Select every line containing the word "useful" from the material, and copy those lines.

==========

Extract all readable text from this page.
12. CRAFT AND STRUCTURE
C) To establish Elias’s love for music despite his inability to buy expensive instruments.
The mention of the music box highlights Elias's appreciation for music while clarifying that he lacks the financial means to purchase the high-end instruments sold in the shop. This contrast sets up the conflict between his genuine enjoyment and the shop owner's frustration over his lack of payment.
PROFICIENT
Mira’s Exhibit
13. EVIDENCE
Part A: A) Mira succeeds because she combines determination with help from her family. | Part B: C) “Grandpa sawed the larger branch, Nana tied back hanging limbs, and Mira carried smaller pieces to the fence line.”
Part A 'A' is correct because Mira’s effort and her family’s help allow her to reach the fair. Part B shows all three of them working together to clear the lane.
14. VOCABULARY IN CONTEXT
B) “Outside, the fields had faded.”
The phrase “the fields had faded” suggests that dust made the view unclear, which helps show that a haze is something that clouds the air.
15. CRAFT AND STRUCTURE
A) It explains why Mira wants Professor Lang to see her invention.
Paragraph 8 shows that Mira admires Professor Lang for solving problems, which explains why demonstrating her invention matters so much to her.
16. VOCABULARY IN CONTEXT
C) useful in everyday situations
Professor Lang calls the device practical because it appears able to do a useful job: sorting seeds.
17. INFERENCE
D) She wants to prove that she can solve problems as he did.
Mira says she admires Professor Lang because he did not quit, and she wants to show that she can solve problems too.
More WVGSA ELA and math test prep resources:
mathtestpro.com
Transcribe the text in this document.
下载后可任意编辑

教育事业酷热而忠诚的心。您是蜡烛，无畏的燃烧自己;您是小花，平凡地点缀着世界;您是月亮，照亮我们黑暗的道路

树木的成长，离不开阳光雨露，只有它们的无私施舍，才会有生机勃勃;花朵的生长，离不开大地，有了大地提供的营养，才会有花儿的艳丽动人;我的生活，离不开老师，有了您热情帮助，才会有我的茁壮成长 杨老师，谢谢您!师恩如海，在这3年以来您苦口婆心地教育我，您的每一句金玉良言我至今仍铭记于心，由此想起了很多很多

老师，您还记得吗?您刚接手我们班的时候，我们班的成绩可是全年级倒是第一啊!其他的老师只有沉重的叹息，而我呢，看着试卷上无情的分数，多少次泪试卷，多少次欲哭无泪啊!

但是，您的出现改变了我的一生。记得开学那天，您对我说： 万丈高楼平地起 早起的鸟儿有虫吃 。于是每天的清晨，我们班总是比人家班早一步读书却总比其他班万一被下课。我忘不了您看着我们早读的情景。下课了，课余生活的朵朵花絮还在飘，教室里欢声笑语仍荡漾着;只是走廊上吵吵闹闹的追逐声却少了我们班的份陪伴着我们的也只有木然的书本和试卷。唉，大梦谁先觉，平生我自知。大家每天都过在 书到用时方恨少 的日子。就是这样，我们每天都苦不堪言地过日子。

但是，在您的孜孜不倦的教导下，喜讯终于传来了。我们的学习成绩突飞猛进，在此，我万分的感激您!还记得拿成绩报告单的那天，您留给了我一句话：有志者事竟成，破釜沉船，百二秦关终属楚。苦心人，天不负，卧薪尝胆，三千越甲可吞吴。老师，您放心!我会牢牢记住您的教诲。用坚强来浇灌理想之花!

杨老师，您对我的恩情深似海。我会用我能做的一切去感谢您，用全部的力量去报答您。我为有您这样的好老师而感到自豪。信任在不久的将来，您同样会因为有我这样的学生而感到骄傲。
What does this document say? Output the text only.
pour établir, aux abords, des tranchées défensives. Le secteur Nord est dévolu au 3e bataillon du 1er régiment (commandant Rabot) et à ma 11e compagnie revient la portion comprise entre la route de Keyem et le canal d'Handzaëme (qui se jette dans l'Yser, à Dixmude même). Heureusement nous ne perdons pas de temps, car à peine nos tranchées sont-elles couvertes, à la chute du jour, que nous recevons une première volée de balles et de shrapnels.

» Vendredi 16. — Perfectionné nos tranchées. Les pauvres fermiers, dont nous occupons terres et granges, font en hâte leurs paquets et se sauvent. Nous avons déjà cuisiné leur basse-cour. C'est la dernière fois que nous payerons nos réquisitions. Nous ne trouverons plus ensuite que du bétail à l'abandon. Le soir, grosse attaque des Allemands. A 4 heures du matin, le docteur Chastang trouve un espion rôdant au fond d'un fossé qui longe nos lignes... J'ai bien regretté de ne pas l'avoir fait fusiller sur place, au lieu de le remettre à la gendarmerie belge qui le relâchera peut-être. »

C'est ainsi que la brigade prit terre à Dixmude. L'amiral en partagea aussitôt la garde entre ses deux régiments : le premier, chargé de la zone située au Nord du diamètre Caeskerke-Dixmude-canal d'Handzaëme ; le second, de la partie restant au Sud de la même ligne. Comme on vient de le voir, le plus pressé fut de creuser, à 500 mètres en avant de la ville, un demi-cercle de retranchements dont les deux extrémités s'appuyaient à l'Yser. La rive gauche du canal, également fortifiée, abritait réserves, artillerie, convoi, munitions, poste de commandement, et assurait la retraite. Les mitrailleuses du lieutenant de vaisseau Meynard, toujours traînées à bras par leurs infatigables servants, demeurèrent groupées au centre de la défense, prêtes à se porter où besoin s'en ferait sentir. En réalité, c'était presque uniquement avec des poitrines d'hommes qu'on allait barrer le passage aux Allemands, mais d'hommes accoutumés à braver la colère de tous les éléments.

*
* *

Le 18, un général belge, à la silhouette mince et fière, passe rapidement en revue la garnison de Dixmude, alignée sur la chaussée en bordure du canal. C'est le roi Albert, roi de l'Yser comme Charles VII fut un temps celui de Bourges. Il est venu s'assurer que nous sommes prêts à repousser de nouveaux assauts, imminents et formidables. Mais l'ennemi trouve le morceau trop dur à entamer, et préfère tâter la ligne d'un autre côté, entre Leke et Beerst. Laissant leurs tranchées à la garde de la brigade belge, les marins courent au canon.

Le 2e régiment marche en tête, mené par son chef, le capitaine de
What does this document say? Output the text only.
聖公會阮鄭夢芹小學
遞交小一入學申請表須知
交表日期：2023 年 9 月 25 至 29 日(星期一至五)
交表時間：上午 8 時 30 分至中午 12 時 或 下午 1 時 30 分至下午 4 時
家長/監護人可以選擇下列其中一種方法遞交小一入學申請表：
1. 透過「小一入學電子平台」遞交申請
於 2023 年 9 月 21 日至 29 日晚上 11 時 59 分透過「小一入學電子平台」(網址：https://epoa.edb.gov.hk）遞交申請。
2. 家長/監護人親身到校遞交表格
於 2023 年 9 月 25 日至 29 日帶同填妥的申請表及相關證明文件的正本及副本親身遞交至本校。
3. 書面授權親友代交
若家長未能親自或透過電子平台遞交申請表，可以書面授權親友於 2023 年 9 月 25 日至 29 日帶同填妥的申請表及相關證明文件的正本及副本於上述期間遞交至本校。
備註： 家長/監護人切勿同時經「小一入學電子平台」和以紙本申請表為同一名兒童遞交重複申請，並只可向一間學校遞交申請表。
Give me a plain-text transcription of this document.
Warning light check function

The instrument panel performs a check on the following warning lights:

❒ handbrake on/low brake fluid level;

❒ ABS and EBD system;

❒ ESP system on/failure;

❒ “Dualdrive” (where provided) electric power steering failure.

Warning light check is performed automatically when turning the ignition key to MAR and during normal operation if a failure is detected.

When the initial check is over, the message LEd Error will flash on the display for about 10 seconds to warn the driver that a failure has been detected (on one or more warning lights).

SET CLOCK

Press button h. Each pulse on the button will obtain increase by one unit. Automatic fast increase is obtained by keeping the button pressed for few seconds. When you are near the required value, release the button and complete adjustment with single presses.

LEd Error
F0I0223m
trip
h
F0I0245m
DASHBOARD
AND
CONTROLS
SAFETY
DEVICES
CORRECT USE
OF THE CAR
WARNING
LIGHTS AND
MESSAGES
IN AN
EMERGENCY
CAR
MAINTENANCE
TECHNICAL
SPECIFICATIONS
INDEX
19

==========

# THE COMPLETED TASK
C) useful in everyday situations
Professor Lang calls the device practical because it appears able to do a useful job: sorting seeds.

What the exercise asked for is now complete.